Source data

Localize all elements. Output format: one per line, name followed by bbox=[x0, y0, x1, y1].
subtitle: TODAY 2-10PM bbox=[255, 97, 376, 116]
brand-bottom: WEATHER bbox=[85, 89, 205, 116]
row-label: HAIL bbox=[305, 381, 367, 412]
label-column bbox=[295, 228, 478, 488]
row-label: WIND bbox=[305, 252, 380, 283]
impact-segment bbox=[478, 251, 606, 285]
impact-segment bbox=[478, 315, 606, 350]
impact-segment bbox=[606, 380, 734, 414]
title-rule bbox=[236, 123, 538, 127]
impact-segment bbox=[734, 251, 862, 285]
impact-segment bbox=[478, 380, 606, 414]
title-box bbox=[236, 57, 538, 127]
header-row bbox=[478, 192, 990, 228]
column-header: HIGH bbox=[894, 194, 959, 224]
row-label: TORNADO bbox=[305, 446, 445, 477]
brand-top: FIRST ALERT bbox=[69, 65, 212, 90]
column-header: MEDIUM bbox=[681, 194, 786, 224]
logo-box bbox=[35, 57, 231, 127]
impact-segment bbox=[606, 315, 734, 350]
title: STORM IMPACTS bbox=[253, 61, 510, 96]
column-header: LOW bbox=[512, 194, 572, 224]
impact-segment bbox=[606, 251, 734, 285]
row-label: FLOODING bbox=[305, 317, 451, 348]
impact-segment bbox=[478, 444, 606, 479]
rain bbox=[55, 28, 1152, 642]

...

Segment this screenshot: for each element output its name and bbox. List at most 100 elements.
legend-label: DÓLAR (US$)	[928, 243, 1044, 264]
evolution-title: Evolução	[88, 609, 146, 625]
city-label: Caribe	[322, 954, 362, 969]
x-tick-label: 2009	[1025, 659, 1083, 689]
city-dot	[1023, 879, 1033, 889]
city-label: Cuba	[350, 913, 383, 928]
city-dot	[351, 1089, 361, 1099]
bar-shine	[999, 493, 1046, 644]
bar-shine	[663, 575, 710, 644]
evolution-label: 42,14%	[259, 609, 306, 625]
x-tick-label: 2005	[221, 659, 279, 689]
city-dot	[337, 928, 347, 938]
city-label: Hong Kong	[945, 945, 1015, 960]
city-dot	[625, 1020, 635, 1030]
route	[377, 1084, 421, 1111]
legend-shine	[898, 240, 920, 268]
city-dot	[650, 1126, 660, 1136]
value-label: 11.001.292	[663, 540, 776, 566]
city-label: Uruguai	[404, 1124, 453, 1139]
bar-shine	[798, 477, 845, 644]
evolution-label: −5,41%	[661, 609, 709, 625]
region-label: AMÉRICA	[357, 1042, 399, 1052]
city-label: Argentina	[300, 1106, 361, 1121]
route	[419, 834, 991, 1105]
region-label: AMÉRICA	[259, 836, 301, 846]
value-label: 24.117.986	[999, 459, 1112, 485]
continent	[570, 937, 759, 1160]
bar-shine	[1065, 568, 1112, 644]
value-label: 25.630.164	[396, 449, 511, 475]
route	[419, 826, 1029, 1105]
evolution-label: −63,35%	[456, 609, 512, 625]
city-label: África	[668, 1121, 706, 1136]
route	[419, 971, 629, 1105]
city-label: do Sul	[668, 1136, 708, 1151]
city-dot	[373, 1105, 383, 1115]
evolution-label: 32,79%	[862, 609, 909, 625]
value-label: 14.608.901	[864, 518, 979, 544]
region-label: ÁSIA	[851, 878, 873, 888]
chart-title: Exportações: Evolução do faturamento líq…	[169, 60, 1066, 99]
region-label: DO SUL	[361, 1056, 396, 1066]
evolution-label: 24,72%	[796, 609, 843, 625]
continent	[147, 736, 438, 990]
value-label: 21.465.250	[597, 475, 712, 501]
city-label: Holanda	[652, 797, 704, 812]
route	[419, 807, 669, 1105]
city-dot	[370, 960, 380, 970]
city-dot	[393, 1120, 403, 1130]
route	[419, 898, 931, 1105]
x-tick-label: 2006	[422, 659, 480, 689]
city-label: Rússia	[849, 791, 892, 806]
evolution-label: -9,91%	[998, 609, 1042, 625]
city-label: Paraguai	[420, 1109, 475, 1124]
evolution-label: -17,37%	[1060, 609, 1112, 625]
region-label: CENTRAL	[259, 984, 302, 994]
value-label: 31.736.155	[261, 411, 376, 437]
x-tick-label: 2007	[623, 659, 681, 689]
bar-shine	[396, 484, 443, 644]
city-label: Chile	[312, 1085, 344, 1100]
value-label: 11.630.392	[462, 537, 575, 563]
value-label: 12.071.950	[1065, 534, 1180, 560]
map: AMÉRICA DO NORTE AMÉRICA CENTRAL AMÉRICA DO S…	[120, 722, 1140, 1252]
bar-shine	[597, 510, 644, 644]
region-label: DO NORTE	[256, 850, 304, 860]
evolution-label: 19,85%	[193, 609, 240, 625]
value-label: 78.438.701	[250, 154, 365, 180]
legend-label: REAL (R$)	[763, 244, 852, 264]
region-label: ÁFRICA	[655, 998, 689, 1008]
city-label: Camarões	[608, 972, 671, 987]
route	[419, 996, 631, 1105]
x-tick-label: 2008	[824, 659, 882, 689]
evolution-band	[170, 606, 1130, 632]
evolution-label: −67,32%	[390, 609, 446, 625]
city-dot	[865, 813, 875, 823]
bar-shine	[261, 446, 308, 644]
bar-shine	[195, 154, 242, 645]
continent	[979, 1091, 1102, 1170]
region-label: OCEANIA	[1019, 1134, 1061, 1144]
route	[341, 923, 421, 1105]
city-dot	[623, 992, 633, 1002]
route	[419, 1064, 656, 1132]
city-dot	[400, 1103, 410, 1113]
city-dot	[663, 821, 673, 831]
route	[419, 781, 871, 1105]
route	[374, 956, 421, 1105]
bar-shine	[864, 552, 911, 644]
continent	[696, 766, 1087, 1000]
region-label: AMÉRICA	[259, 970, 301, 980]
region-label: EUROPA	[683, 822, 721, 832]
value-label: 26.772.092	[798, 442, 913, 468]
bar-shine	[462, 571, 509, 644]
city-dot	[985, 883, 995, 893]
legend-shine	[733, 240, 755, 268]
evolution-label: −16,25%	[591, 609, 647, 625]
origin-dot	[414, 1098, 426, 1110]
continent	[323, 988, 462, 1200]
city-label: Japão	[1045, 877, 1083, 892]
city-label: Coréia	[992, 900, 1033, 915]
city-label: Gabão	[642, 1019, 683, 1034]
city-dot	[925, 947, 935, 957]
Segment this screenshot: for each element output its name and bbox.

What to produce -
Put the lines into a Markdown table with the columns "Row" and "Line," starting at the line that contains "Localize all elements." and ending at the line that contains "column-header: MEDIUM bbox=[681, 194, 786, 224]". Give each line its row number, and leave out any blank lines.

Solution -
| Row | Line |
|---|---|
| 1 | Localize all elements. Output format: one per line, name followed by bbox=[x0, y0, x1, y1]. |
| 2 | subtitle: TODAY 2-10PM bbox=[255, 97, 376, 116] |
| 3 | brand-bottom: WEATHER bbox=[85, 89, 205, 116] |
| 4 | row-label: HAIL bbox=[305, 381, 367, 412] |
| 5 | label-column bbox=[295, 228, 478, 488] |
| 6 | row-label: WIND bbox=[305, 252, 380, 283] |
| 7 | impact-segment bbox=[478, 251, 606, 285] |
| 8 | impact-segment bbox=[478, 315, 606, 350] |
| 9 | impact-segment bbox=[606, 380, 734, 414] |
| 10 | title-rule bbox=[236, 123, 538, 127] |
| 11 | impact-segment bbox=[734, 251, 862, 285] |
| 12 | impact-segment bbox=[478, 380, 606, 414] |
| 13 | title-box bbox=[236, 57, 538, 127] |
| 14 | header-row bbox=[478, 192, 990, 228] |
| 15 | column-header: HIGH bbox=[894, 194, 959, 224] |
| 16 | row-label: TORNADO bbox=[305, 446, 445, 477] |
| 17 | brand-top: FIRST ALERT bbox=[69, 65, 212, 90] |
| 18 | column-header: MEDIUM bbox=[681, 194, 786, 224] |